TO BE DONE »
Set down all of the data exactly as it appears.

Stored records »
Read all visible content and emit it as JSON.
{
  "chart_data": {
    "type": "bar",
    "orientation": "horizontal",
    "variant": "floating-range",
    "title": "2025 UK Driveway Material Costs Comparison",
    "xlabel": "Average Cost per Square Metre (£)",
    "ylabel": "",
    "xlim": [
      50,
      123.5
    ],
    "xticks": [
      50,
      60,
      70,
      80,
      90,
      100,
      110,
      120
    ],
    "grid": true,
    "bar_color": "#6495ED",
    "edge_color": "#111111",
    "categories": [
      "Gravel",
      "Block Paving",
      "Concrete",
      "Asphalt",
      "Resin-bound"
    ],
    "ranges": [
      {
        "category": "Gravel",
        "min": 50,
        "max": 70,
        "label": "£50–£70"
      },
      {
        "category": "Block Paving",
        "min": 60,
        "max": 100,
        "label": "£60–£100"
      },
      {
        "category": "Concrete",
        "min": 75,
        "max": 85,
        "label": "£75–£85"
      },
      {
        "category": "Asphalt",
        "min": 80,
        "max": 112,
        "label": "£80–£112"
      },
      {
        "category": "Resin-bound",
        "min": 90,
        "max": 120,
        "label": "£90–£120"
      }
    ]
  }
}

EXERCISE ANSWER »
Read all visible content and emit it as JSON.
{
  "chart_data": {
    "type": "bar",
    "orientation": "horizontal",
    "variant": "floating-range",
    "title": "2025 UK Driveway Material Costs Comparison",
    "xlabel": "Average Cost per Square Metre (£)",
    "ylabel": "",
    "xlim": [
      50,
      123.5
    ],
    "xticks": [
      50,
      60,
      70,
      80,
      90,
      100,
      110,
      120
    ],
    "grid": true,
    "bar_color": "#6495ED",
    "edge_color": "#111111",
    "categories": [
      "Gravel",
      "Block Paving",
      "Concrete",
      "Asphalt",
      "Resin-bound"
    ],
    "ranges": [
      {
        "category": "Gravel",
        "min": 50,
        "max": 70,
        "label": "£50–£70"
      },
      {
        "category": "Block Paving",
        "min": 60,
        "max": 100,
        "label": "£60–£100"
      },
      {
        "category": "Concrete",
        "min": 75,
        "max": 85,
        "label": "£75–£85"
      },
      {
        "category": "Asphalt",
        "min": 80,
        "max": 112,
        "label": "£80–£112"
      },
      {
        "category": "Resin-bound",
        "min": 90,
        "max": 120,
        "label": "£90–£120"
      }
    ]
  }
}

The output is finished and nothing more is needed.